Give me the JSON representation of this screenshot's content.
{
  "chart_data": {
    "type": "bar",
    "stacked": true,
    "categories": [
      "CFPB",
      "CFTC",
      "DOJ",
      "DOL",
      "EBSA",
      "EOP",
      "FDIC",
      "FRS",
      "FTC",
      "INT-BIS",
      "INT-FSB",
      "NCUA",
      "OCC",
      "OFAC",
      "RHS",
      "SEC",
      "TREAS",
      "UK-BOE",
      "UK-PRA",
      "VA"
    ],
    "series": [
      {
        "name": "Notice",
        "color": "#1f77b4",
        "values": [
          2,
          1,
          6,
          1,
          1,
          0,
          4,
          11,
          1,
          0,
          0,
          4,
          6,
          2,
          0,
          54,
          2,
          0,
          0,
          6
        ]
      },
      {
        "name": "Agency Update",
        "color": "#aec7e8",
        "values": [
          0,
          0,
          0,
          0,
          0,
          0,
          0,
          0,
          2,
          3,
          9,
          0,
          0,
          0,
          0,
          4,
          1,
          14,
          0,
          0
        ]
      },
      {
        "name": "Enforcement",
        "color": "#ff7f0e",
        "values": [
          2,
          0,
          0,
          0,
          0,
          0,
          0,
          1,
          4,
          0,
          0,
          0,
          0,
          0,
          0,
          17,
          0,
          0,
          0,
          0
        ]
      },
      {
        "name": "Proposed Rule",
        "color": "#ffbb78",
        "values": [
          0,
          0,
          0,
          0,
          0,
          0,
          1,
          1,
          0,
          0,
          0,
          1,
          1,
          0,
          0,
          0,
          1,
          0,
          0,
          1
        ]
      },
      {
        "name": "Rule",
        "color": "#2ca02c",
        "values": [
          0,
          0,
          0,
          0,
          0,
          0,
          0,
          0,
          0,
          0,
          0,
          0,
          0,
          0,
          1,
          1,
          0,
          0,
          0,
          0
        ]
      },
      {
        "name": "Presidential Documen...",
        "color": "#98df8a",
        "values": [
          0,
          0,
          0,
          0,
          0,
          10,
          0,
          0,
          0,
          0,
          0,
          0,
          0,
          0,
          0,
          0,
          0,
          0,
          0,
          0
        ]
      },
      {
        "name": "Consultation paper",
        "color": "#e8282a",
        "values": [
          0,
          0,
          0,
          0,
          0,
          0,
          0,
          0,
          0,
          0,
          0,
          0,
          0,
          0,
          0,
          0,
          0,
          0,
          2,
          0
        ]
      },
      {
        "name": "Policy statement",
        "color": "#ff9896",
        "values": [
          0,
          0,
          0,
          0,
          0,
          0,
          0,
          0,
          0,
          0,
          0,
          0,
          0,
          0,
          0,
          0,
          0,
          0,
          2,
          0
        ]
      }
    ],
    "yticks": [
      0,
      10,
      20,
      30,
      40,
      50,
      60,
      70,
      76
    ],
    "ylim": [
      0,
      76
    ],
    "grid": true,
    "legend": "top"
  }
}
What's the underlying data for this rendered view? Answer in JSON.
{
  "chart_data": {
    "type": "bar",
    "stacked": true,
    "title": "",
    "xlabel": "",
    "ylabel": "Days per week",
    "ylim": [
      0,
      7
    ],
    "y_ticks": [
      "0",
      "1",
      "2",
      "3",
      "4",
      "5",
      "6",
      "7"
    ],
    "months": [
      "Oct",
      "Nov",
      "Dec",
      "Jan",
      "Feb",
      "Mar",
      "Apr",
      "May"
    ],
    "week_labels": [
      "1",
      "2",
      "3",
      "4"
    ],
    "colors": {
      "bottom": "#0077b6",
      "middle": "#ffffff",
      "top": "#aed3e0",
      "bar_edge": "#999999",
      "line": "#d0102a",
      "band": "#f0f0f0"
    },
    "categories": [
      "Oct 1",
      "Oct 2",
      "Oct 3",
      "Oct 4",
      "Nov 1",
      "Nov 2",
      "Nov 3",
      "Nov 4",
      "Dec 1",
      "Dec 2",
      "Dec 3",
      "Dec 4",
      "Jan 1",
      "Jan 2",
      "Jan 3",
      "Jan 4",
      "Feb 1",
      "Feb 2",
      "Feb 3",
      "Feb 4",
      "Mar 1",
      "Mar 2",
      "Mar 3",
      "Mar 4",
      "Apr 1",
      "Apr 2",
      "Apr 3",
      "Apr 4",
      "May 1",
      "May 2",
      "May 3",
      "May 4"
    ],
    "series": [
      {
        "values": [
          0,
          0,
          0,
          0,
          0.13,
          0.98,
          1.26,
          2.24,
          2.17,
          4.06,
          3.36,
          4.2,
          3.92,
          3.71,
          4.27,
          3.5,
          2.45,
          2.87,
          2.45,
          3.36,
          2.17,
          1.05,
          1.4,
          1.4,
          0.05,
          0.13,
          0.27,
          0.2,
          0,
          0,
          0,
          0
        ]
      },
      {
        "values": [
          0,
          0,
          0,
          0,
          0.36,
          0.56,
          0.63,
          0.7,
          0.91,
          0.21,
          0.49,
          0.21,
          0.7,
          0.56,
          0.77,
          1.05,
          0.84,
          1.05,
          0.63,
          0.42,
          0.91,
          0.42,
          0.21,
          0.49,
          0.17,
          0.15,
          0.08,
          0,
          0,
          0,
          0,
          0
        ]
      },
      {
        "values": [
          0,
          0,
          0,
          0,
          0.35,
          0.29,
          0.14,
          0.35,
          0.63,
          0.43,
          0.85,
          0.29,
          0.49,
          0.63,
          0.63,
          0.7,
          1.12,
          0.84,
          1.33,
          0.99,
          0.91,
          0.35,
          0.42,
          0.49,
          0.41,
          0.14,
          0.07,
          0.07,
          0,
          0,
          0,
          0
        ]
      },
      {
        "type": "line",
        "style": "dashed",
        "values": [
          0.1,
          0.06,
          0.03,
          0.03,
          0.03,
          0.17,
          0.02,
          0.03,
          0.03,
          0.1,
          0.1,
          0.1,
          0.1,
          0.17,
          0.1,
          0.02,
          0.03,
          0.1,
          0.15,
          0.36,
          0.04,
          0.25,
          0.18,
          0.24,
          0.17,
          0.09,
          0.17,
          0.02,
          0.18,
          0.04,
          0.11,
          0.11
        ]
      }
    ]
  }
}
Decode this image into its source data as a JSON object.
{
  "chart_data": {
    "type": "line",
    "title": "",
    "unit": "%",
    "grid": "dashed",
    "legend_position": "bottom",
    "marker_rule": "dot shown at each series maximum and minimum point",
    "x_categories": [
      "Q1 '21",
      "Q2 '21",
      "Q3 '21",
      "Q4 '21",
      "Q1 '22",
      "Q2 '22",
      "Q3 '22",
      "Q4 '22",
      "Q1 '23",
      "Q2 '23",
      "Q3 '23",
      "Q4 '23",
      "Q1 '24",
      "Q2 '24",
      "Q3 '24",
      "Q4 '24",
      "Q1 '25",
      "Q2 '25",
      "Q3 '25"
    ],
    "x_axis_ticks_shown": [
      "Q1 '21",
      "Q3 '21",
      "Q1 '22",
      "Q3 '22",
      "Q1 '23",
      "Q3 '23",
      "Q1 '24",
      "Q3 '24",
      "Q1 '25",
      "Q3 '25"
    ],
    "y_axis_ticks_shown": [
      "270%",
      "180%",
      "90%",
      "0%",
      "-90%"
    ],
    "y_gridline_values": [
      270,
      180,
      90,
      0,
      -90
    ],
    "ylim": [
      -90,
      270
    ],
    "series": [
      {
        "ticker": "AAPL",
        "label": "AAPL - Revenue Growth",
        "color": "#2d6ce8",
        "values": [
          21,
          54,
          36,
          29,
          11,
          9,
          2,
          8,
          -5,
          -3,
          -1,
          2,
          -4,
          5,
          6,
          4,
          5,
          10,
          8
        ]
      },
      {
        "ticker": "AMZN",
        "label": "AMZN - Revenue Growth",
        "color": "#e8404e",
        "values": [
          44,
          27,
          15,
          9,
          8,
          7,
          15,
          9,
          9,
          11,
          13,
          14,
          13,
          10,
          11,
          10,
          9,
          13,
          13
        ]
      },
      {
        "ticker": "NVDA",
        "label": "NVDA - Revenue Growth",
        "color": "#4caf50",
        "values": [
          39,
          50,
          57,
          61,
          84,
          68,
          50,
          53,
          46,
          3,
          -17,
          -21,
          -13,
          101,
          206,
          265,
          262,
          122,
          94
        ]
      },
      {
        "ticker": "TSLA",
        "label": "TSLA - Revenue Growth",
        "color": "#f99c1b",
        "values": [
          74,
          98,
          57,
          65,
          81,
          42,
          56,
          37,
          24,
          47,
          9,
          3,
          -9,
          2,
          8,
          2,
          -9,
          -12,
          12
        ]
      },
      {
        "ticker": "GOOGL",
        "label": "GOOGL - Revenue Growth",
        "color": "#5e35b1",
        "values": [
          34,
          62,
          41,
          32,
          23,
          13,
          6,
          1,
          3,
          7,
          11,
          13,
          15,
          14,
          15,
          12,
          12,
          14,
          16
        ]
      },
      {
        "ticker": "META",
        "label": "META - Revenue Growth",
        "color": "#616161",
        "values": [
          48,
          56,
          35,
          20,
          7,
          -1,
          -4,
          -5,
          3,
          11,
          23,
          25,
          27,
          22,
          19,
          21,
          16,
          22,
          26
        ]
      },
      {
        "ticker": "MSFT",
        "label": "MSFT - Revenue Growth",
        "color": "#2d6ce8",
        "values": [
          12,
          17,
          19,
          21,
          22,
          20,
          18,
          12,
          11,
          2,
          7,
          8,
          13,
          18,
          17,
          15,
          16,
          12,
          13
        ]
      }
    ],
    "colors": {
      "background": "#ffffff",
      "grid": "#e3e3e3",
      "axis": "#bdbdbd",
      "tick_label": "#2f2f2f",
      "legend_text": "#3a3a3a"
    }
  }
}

————

Look for "AMZN" and pull out every line that has it.

        "ticker": "AMZN",
        "label": "AMZN - Revenue Growth",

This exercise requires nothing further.